WHAT YOU HAVE TO DO
Pick every line with "connected" from the material below.

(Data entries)
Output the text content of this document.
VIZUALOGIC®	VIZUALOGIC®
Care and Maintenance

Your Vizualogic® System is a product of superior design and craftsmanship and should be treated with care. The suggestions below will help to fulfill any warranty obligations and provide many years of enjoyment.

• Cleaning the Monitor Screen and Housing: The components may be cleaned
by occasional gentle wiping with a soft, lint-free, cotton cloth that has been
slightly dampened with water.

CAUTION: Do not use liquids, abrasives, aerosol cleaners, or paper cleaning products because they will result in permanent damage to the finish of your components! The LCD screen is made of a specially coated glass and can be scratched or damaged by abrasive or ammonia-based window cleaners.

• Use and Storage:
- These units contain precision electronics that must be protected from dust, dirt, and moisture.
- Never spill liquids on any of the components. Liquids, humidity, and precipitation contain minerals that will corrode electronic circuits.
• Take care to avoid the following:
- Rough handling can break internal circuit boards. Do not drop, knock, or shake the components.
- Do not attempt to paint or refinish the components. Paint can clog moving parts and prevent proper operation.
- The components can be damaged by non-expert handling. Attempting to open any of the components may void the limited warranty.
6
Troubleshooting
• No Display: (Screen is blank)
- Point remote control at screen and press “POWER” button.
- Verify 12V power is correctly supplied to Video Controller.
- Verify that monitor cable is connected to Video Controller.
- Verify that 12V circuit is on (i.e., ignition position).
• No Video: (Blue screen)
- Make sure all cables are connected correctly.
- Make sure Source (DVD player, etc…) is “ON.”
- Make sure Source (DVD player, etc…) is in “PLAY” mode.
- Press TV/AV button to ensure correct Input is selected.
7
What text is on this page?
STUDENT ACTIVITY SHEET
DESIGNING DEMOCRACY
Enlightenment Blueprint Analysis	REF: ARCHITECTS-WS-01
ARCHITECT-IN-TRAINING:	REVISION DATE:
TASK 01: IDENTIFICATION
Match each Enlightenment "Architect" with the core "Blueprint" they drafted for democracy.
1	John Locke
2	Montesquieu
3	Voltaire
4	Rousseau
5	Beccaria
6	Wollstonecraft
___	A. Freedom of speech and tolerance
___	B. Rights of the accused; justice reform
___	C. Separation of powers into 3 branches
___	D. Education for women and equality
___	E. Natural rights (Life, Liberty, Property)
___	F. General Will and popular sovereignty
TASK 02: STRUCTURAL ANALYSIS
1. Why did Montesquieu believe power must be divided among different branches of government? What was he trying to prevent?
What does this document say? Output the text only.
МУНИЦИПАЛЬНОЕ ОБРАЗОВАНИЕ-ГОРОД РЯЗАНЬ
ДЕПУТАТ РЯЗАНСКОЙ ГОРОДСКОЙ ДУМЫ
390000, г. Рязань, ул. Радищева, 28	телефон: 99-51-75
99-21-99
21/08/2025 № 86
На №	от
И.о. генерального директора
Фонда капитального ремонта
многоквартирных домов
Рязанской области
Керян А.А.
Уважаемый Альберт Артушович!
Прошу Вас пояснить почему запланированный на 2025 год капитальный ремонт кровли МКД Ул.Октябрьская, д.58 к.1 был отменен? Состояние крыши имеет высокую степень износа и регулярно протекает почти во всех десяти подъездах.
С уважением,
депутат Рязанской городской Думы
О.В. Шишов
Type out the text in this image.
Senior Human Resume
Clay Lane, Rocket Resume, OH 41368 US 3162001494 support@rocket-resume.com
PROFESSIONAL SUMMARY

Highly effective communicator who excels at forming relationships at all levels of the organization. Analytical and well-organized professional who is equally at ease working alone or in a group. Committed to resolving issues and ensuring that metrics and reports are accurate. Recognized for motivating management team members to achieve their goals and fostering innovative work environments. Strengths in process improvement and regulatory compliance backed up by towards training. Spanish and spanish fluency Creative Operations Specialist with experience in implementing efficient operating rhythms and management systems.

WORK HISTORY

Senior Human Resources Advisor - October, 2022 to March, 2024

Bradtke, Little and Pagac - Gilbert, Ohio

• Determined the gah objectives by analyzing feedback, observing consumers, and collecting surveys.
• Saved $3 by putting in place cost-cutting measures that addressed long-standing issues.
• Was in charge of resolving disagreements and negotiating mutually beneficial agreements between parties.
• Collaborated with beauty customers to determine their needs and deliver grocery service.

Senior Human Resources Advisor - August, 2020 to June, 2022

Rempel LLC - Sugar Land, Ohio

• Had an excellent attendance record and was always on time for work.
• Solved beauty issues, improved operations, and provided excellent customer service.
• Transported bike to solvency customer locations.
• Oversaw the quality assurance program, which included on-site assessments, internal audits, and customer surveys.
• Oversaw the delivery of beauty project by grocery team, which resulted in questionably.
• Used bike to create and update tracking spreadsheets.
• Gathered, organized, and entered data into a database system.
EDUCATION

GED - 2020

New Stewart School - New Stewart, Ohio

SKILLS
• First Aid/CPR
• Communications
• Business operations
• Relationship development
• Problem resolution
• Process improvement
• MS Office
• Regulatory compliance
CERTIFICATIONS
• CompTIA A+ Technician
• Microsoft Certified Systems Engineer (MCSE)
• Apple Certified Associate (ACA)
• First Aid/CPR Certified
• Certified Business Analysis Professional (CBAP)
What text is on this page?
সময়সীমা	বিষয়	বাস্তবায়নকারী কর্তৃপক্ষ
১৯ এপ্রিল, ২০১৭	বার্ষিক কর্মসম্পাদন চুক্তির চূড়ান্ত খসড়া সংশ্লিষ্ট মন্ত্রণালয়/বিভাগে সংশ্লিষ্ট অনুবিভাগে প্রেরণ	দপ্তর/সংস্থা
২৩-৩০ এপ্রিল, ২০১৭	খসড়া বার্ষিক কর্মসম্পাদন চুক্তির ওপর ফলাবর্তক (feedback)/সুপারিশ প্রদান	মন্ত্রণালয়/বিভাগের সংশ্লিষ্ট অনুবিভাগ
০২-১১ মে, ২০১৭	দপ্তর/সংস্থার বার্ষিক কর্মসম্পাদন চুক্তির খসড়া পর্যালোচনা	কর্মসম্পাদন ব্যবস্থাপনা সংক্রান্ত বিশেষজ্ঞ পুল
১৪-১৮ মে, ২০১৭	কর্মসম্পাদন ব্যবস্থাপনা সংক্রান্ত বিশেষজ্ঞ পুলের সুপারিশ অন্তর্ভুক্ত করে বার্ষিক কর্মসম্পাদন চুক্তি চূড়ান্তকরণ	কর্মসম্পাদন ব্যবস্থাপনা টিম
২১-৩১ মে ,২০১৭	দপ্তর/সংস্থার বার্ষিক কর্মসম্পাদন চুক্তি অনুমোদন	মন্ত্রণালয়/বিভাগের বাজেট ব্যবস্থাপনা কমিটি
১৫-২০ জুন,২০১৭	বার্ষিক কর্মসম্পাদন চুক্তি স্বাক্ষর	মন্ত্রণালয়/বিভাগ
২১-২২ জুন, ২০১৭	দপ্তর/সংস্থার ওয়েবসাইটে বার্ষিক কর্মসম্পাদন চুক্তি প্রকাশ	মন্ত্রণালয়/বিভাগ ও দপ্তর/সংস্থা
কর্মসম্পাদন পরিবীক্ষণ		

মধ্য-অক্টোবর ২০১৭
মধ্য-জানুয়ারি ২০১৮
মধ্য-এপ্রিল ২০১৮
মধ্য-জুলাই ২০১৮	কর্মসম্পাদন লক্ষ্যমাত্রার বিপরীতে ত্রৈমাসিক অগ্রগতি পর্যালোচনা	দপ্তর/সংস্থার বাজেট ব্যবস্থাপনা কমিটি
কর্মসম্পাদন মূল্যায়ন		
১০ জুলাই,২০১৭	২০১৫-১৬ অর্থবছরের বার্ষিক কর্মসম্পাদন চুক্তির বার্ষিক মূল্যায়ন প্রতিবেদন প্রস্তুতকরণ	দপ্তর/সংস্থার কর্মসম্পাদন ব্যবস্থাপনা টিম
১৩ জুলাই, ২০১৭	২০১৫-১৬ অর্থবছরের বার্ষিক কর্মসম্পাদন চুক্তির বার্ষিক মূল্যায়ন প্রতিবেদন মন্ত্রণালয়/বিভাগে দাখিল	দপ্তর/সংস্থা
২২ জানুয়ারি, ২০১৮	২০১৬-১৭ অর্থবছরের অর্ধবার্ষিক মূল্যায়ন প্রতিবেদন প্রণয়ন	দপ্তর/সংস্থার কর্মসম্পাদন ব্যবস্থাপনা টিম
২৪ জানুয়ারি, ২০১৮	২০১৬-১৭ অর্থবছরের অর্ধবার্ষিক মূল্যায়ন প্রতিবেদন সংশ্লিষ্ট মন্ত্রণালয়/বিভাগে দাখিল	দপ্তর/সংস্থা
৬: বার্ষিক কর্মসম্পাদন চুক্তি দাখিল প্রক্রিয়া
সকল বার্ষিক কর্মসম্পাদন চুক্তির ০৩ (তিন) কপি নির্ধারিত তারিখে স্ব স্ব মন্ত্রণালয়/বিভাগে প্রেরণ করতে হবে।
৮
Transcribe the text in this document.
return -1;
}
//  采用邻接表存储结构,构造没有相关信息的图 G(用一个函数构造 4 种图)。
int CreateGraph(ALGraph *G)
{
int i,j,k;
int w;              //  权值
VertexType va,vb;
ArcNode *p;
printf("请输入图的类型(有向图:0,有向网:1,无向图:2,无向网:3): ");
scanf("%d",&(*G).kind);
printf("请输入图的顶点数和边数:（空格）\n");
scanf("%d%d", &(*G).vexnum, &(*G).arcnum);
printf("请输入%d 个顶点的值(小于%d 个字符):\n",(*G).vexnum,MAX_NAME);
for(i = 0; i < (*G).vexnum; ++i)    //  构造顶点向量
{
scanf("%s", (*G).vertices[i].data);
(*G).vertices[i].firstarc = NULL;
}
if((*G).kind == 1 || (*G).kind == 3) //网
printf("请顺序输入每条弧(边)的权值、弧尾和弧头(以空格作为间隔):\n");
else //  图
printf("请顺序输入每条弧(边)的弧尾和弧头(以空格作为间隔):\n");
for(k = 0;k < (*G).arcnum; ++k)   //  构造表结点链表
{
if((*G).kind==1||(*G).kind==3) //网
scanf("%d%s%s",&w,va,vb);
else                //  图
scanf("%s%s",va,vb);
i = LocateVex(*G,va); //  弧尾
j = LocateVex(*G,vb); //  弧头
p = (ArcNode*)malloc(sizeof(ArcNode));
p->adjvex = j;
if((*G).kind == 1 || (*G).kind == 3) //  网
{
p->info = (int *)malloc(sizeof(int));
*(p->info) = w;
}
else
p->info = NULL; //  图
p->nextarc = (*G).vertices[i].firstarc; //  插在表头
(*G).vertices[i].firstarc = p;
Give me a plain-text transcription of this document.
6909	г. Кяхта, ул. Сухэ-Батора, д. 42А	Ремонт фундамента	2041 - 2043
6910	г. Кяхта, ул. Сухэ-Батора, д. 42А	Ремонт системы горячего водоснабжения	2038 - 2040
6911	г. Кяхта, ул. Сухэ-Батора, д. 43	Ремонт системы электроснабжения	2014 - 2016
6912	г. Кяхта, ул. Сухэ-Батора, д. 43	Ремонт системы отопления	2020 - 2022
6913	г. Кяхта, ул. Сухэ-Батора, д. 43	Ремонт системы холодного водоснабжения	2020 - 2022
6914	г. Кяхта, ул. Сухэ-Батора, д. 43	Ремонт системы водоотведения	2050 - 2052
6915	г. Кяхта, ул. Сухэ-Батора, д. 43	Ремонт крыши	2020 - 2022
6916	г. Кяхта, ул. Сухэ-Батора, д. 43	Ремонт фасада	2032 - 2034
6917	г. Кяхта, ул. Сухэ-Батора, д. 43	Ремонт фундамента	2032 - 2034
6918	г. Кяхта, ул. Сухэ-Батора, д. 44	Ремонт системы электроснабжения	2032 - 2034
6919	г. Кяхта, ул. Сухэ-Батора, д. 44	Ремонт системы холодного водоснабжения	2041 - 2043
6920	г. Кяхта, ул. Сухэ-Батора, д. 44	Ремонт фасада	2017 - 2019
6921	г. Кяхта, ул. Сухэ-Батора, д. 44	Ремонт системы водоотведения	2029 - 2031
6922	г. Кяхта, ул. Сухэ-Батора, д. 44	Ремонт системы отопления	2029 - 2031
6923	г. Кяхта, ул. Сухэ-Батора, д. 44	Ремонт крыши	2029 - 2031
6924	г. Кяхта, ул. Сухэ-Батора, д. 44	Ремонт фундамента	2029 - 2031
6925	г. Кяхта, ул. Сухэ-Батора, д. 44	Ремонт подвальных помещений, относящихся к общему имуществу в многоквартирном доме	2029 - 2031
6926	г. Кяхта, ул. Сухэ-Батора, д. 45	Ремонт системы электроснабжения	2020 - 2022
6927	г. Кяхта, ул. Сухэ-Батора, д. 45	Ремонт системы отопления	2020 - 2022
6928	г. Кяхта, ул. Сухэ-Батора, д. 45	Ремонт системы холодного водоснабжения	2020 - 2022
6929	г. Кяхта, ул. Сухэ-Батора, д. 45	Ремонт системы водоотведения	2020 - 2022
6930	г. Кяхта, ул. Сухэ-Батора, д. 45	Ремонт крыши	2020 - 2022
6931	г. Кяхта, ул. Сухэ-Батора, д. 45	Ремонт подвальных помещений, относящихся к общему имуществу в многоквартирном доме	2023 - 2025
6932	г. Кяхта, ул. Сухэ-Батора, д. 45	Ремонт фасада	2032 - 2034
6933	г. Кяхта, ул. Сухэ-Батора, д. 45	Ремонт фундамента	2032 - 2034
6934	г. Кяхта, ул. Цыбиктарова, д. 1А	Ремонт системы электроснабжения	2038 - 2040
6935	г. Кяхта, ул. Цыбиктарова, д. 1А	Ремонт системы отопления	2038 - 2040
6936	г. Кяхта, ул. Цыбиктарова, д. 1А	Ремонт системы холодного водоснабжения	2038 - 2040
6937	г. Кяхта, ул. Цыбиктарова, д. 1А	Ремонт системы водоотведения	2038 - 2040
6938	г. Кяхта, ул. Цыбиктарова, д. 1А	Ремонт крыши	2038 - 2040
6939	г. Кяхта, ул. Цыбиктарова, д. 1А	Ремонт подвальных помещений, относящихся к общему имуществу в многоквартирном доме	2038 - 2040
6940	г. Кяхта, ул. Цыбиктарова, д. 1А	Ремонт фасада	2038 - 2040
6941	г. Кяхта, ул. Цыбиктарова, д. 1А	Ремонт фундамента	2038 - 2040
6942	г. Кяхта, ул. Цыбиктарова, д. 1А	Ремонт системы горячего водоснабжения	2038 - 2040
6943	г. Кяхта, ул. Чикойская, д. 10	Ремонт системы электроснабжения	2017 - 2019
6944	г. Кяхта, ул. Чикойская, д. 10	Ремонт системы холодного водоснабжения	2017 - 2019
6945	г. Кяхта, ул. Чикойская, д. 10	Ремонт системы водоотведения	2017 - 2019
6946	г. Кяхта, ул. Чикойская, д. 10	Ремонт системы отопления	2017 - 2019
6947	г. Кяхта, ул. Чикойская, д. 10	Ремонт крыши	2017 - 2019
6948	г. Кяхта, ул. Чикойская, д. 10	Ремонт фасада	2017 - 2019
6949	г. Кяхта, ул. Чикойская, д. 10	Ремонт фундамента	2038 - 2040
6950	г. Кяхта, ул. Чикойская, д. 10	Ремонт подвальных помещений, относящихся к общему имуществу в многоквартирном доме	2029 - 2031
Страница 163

FINISHED TASK
- Verify that monitor cable is connected to Video Controller.
- Make sure all cables are connected correctly.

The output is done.